--- Given task ---
Extract all lines from the data beneath that include the word "Ensure".

#### Input rows ####

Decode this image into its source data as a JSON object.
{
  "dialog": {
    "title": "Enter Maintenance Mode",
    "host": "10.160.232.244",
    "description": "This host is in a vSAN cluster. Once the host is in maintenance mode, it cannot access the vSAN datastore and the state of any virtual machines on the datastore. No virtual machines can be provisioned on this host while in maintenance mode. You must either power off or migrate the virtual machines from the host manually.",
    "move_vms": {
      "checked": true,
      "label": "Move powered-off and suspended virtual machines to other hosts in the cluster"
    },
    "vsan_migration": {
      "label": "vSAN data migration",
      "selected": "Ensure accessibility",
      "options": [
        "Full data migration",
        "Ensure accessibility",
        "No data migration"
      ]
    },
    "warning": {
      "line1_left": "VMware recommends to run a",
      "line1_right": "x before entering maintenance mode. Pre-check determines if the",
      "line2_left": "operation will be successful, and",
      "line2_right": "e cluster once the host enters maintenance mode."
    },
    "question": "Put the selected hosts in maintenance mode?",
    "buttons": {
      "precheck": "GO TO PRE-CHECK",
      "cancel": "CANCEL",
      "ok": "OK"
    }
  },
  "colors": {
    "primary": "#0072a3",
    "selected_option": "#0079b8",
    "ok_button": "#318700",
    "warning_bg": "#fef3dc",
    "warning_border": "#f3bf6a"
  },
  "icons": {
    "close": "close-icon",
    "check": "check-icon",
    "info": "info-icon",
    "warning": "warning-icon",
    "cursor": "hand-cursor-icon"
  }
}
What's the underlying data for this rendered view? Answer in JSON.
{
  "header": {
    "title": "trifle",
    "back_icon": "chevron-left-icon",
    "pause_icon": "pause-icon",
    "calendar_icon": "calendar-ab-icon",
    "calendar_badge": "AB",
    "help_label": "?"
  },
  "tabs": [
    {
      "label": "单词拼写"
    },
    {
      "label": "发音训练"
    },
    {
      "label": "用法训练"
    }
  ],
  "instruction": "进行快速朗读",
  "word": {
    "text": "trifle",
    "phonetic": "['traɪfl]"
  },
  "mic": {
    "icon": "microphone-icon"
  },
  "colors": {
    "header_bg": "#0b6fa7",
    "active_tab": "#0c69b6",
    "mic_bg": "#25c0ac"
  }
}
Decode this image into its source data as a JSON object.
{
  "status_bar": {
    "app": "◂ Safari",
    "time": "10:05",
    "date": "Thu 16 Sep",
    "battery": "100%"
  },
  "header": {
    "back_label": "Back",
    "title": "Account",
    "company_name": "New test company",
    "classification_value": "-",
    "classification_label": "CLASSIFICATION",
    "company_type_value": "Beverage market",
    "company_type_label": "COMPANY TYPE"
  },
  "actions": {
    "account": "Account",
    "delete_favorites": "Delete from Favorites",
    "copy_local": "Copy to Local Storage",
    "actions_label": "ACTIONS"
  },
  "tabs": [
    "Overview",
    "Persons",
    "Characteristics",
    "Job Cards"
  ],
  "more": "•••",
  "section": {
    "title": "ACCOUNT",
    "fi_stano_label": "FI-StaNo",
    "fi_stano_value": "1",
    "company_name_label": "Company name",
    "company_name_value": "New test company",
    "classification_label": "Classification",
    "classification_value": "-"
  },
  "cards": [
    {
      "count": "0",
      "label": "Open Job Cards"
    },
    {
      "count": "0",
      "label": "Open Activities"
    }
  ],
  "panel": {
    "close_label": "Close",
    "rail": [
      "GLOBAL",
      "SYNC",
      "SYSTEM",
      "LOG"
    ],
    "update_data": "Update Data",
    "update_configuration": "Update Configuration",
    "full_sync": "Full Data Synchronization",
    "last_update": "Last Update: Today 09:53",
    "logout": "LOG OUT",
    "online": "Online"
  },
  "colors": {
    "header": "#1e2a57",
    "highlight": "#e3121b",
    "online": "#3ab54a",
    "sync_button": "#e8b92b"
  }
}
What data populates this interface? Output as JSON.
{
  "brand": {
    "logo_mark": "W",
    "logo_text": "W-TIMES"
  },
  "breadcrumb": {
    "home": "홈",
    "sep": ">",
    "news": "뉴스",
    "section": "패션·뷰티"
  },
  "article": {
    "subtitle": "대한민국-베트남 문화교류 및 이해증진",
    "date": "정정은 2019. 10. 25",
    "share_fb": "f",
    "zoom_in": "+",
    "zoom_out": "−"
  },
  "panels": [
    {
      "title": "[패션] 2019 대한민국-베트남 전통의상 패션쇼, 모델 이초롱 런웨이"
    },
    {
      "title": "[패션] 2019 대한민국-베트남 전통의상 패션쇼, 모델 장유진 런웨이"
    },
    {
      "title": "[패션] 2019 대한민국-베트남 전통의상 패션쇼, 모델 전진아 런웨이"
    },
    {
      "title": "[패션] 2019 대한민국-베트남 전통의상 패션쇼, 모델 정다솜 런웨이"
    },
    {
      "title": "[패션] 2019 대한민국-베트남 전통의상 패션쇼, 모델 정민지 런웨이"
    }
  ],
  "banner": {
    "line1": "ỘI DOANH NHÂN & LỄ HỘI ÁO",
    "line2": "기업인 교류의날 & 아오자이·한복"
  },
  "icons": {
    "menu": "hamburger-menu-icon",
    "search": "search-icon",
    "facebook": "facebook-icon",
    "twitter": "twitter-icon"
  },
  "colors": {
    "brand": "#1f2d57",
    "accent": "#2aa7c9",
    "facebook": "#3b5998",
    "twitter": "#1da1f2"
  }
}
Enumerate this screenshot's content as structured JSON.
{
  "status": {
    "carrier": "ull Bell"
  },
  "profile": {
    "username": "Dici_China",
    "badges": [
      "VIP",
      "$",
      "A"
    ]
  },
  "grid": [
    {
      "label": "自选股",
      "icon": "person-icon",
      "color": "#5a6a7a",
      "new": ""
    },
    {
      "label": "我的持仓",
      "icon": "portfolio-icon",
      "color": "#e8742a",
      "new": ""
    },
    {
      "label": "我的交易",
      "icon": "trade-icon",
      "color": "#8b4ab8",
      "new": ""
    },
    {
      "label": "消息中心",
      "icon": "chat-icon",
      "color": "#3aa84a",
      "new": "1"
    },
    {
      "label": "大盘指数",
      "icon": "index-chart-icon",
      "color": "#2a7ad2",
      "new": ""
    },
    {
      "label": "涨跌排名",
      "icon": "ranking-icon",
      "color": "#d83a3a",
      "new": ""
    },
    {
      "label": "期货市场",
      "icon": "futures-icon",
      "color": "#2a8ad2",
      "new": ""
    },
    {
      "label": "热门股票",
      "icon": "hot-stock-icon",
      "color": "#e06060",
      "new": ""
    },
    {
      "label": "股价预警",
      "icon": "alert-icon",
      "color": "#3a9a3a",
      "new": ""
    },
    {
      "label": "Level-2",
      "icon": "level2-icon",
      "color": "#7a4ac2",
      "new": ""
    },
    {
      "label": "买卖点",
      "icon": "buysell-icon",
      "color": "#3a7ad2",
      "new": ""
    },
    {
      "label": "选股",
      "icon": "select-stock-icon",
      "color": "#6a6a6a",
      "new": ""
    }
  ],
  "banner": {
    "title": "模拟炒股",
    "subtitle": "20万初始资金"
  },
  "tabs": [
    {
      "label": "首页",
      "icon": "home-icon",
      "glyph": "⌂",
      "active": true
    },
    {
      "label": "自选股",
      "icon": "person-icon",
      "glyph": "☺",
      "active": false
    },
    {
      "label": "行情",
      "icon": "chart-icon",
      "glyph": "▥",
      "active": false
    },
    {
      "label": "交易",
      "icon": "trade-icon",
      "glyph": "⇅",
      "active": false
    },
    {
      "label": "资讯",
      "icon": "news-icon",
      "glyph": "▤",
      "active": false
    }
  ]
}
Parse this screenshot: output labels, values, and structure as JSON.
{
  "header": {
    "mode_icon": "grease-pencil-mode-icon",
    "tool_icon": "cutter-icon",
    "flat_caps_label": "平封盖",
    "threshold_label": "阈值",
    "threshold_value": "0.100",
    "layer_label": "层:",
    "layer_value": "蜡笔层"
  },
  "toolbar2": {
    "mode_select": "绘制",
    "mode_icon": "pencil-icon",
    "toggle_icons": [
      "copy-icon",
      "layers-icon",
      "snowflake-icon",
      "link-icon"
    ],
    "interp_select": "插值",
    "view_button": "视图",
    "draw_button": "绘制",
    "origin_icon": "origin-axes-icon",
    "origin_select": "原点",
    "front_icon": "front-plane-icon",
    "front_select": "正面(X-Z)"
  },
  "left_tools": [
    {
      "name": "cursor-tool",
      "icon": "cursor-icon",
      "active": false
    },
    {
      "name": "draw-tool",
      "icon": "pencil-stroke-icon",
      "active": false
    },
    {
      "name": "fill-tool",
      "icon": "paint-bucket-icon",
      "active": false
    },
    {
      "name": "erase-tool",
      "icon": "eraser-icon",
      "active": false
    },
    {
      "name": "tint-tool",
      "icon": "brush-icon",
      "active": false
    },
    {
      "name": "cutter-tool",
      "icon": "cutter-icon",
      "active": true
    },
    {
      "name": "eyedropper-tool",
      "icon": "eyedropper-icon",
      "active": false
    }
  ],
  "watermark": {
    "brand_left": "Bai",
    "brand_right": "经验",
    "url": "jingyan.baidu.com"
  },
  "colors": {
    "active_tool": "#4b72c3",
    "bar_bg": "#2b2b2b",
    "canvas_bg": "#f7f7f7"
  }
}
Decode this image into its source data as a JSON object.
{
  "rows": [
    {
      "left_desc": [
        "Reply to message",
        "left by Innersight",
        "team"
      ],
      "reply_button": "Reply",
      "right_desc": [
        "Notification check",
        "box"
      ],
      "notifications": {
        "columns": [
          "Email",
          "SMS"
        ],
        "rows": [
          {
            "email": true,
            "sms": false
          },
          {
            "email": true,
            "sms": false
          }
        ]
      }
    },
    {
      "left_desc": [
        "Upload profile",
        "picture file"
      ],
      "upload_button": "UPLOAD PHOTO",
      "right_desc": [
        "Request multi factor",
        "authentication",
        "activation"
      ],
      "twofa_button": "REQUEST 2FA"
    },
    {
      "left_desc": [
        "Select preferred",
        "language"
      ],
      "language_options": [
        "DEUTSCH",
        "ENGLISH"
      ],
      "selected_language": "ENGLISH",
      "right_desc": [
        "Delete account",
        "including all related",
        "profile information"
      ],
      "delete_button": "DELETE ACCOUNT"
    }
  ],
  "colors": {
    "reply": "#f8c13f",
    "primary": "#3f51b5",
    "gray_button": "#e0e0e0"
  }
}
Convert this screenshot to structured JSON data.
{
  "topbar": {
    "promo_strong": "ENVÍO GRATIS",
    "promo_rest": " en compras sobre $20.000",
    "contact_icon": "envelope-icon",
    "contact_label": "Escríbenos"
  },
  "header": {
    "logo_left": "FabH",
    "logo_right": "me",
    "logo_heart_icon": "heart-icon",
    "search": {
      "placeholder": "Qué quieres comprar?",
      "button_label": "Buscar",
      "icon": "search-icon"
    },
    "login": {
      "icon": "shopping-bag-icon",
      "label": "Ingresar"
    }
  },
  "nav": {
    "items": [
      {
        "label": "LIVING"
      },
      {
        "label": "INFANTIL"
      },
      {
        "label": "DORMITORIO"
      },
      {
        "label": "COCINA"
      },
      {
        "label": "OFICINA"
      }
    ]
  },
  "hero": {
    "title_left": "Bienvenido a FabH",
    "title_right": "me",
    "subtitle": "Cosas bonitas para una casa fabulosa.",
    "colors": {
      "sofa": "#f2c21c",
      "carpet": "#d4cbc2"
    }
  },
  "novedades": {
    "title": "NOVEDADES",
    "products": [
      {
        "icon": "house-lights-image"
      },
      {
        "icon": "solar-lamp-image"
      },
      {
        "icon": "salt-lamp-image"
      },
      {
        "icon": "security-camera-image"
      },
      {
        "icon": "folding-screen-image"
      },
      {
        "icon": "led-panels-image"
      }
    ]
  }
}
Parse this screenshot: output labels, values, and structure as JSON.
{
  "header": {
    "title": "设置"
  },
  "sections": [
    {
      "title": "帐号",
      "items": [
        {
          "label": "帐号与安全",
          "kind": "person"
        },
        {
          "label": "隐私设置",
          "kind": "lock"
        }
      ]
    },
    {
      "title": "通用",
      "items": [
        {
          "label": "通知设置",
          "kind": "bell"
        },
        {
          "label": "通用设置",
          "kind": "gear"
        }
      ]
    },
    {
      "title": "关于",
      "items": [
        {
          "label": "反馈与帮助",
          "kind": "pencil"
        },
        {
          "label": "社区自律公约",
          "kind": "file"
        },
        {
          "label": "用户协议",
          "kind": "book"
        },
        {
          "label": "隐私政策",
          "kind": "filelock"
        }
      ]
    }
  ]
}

####

--- Finished exercise ---
      "selected": "Ensure accessibility",
        "Ensure accessibility",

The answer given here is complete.